THE TASKS:
1. From the article on midsize IT firms, pull out the passage starting at "Midsize IT cos" and ending at "the technology world.".
2. In the listing, rewrite the lines starting at the line containing "scatter-point [124,1167,141,1184]" and ending at the line containing "scatter-point [122,1219,139,1235]", changing "x-tick-label" to "horizontal-axis-label" and leaving everything else the same. Return only those lines.

* BEGIN PAGE EXCERPT *

Midsize IT cos like KPIT, LTTS set to bag big deals
It’s expected to improve their market share at a time digital deals are on hold; Indian IT firms have been cornering a major share of large deals since 2020
- Enterprises also outsourcing large deals in specific domains
- Mid-tier firms with specific capabilities better-placed to win such
- Deal sizes getting smaller as clients go slow on decision-making
- LTIMindtree, Tech M, Coforge also potential winners
Bengaluru: Not only large IT services companies, but also mid-tier Indian IT firms with specific capabilities are likely to improve their market share in the ongoing slowdown in the technology world.
“Niche mid-tier service providers can also win large deals and increase market share in their areas. For instance, KPIT Technologies Ltd, L&T Technology Services (LTTS) have been winning large deals in engineering and increasing their market share in engineering services space,” Pareekh Jain, an outsourcing consultant and Founder of Pareekh Consulting, told Bizz Buzz.
Big Indian IT firms including TCS and Infosys are already winning several large deals, which are cost takeout in nature. As enterprises are looking for saving cost on technology spend, they are outsourcing large portion of work to big IT firms. This phenomenon usually plays out during a period of slowdown and clients consolidate their vendors.

* END PAGE EXCERPT *
* BEGIN SUPPLIED MATERIAL *

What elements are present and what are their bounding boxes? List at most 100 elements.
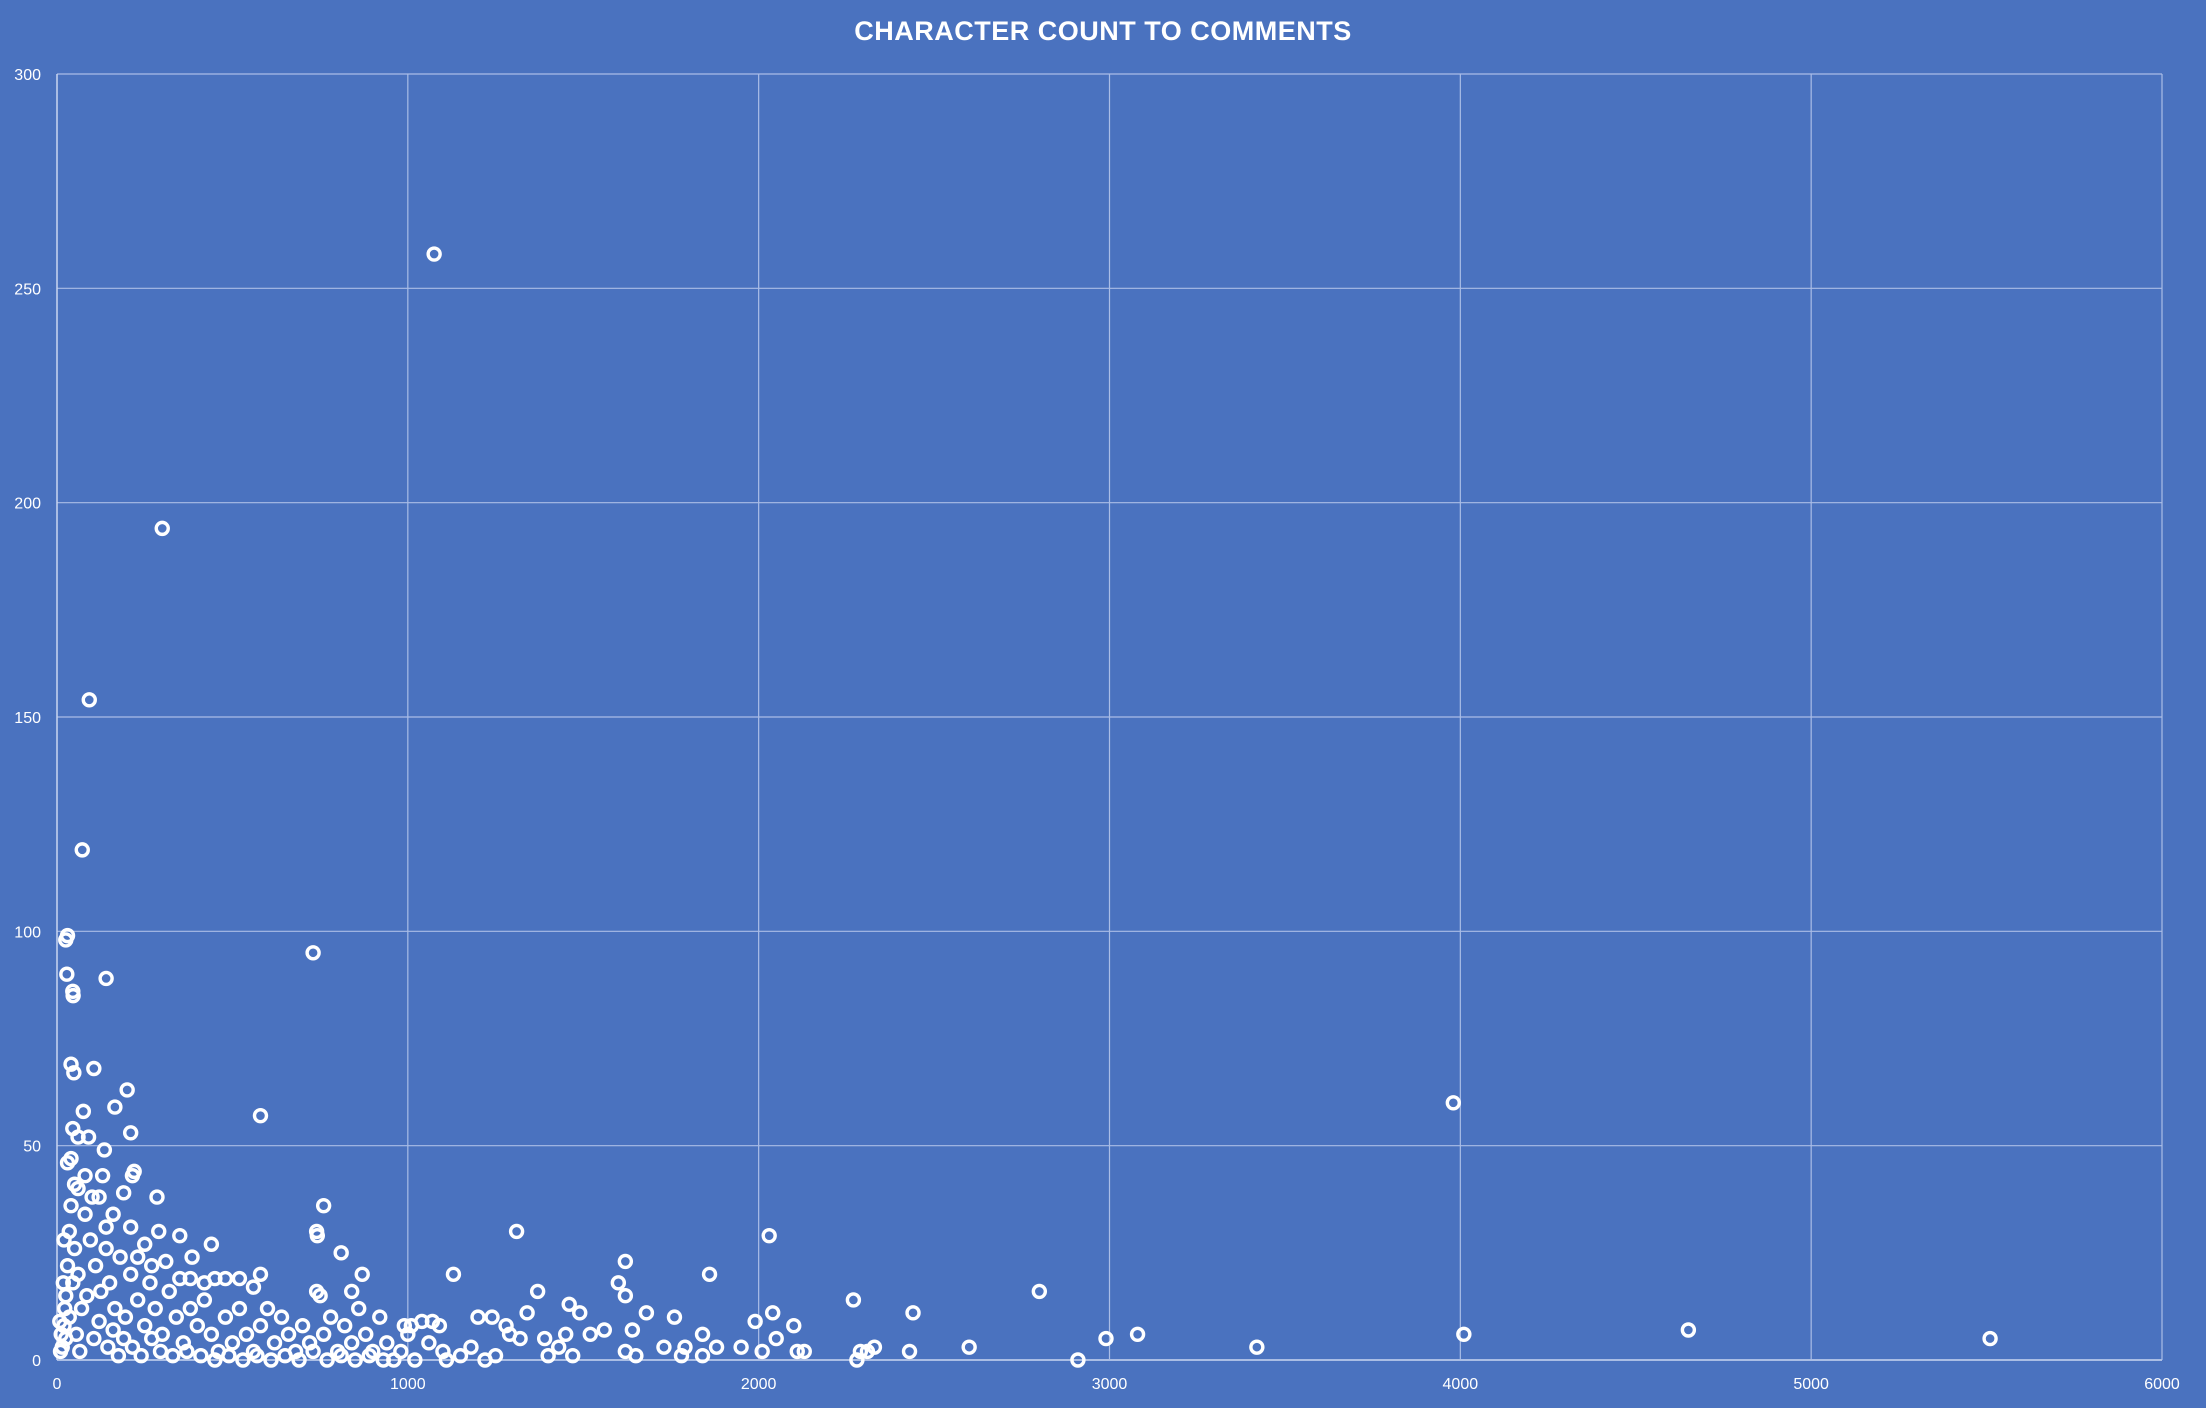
scatter-point [124,1167,141,1184]
scatter-point [52,1313,68,1330]
scatter-point [361,1348,377,1364]
scatter-point [463,1339,479,1355]
scatter-point [144,1330,160,1347]
scatter-point [733,1339,749,1355]
scatter-point [421,1335,437,1351]
scatter-point [151,1223,167,1240]
x-tick-label: 0 [53,1376,62,1393]
scatter-point [119,1082,135,1098]
scatter-point [122,1266,139,1282]
scatter-point [305,1343,321,1360]
scatter-point [656,1339,672,1355]
scatter-point [1129,1326,1146,1342]
scatter-point [452,1348,469,1364]
scatter-point [98,1240,114,1257]
scatter-point [252,1318,269,1334]
scatter-point [550,1339,567,1355]
scatter-point [508,1223,525,1240]
x-tick-label: 4000 [1443,1376,1479,1393]
scatter-point [312,1287,328,1304]
scatter-point [375,1352,391,1368]
scatter-point [747,1313,763,1330]
scatter-point [487,1348,504,1364]
scatter-point [101,1275,118,1291]
scatter-point [305,945,321,961]
scatter-point [115,1185,132,1201]
scatter-point [158,1253,174,1270]
scatter-point [617,1253,634,1270]
scatter-point [172,1227,188,1244]
scatter-point [98,970,114,987]
scatter-point [133,1348,149,1364]
scatter-point [351,1300,367,1317]
scatter-point [207,1352,223,1368]
scatter-point [86,1330,102,1347]
x-tick-label: 2000 [741,1376,777,1393]
y-tick-label: 100 [14,924,41,941]
x-tick-label: 3000 [1092,1376,1128,1393]
scatter-point [572,1305,588,1321]
scatter-point [84,1189,100,1205]
scatter-point [129,1249,146,1265]
x-tick-label: 6000 [2144,1376,2180,1393]
scatter-point [94,1167,111,1184]
scatter-point [122,1219,139,1235]
scatter-point [86,1060,102,1077]
scatter-point [789,1343,805,1360]
scatter-point [309,1227,326,1244]
scatter-point [358,1326,374,1342]
scatter-point [196,1292,213,1308]
scatter-point [165,1348,181,1364]
scatter-point [58,1287,74,1304]
scatter-point [638,1305,655,1321]
scatter-point [1680,1322,1697,1338]
scatter-point [431,1318,448,1334]
scatter-point [52,1343,69,1360]
scatter-point [768,1330,784,1347]
scatter-point [845,1292,862,1308]
scatter-point [961,1339,977,1355]
scatter-point [149,1189,165,1205]
scatter-point [624,1322,641,1338]
scatter-point [66,1240,83,1257]
gridlines [56,73,2163,1361]
scatter-point [58,932,74,948]
scatter-point [426,246,442,262]
scatter-point [708,1339,725,1355]
scatter-point [91,1313,107,1330]
scatter-point [179,1343,195,1360]
scatter-point [796,1343,812,1360]
scatter-point [91,1189,107,1205]
scatter-point [59,966,75,982]
scatter-point [57,1300,73,1317]
scatter-point [322,1309,339,1325]
scatter-point [512,1330,528,1347]
scatter-point [252,1107,269,1124]
scatter-point [393,1343,409,1360]
scatter-point [65,987,81,1004]
scatter-point [80,1129,97,1145]
scatter-point [445,1266,462,1282]
scatter-point [277,1348,293,1364]
scatter-point [701,1266,718,1282]
scatter-point [519,1305,535,1321]
scatter-point [529,1283,546,1300]
scatter-point [319,1352,335,1368]
scatter-point [694,1348,711,1364]
scatter-point [344,1335,360,1351]
scatter-point [294,1318,311,1334]
scatter-point [203,1236,220,1252]
scatter-point [754,1343,770,1360]
scatter-point [407,1352,423,1368]
scatter-point [379,1335,395,1351]
data-points [52,246,1998,1368]
scatter-point [65,1275,81,1291]
scatter-point [56,1232,72,1248]
scatter-point [152,1343,169,1360]
scatter-point [1249,1339,1265,1355]
scatter-point [203,1326,220,1342]
scatter-point [1982,1330,1998,1347]
scatter-point [1098,1330,1114,1347]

* END SUPPLIED MATERIAL *

THE REPLIES:
1.
Midsize IT cos like KPIT, LTTS set to bag big deals
It’s expected to improve their market share at a time digital deals are on hold; Indian IT firms have been cornering a major share of large deals since 2020
- Enterprises also outsourcing large deals in specific domains
- Mid-tier firms with specific capabilities better-placed to win such
- Deal sizes getting smaller as clients go slow on decision-making
- LTIMindtree, Tech M, Coforge also potential winners
Bengaluru: Not only large IT services companies, but also mid-tier Indian IT firms with specific capabilities are likely to improve their market share in the ongoing slowdown in the technology world.

2.
scatter-point [124,1167,141,1184]
scatter-point [52,1313,68,1330]
scatter-point [361,1348,377,1364]
scatter-point [463,1339,479,1355]
scatter-point [144,1330,160,1347]
scatter-point [733,1339,749,1355]
scatter-point [421,1335,437,1351]
scatter-point [151,1223,167,1240]
horizontal-axis-label: 0 [53,1376,62,1393]
scatter-point [119,1082,135,1098]
scatter-point [122,1266,139,1282]
scatter-point [305,1343,321,1360]
scatter-point [656,1339,672,1355]
scatter-point [1129,1326,1146,1342]
scatter-point [452,1348,469,1364]
scatter-point [98,1240,114,1257]
scatter-point [252,1318,269,1334]
scatter-point [550,1339,567,1355]
scatter-point [508,1223,525,1240]
horizontal-axis-label: 4000 [1443,1376,1479,1393]
scatter-point [312,1287,328,1304]
scatter-point [375,1352,391,1368]
scatter-point [747,1313,763,1330]
scatter-point [487,1348,504,1364]
scatter-point [101,1275,118,1291]
scatter-point [305,945,321,961]
scatter-point [115,1185,132,1201]
scatter-point [158,1253,174,1270]
scatter-point [617,1253,634,1270]
scatter-point [172,1227,188,1244]
scatter-point [98,970,114,987]
scatter-point [133,1348,149,1364]
scatter-point [351,1300,367,1317]
scatter-point [207,1352,223,1368]
scatter-point [86,1330,102,1347]
horizontal-axis-label: 2000 [741,1376,777,1393]
y-tick-label: 100 [14,924,41,941]
horizontal-axis-label: 3000 [1092,1376,1128,1393]
scatter-point [572,1305,588,1321]
scatter-point [84,1189,100,1205]
scatter-point [129,1249,146,1265]
horizontal-axis-label: 6000 [2144,1376,2180,1393]
scatter-point [94,1167,111,1184]
scatter-point [122,1219,139,1235]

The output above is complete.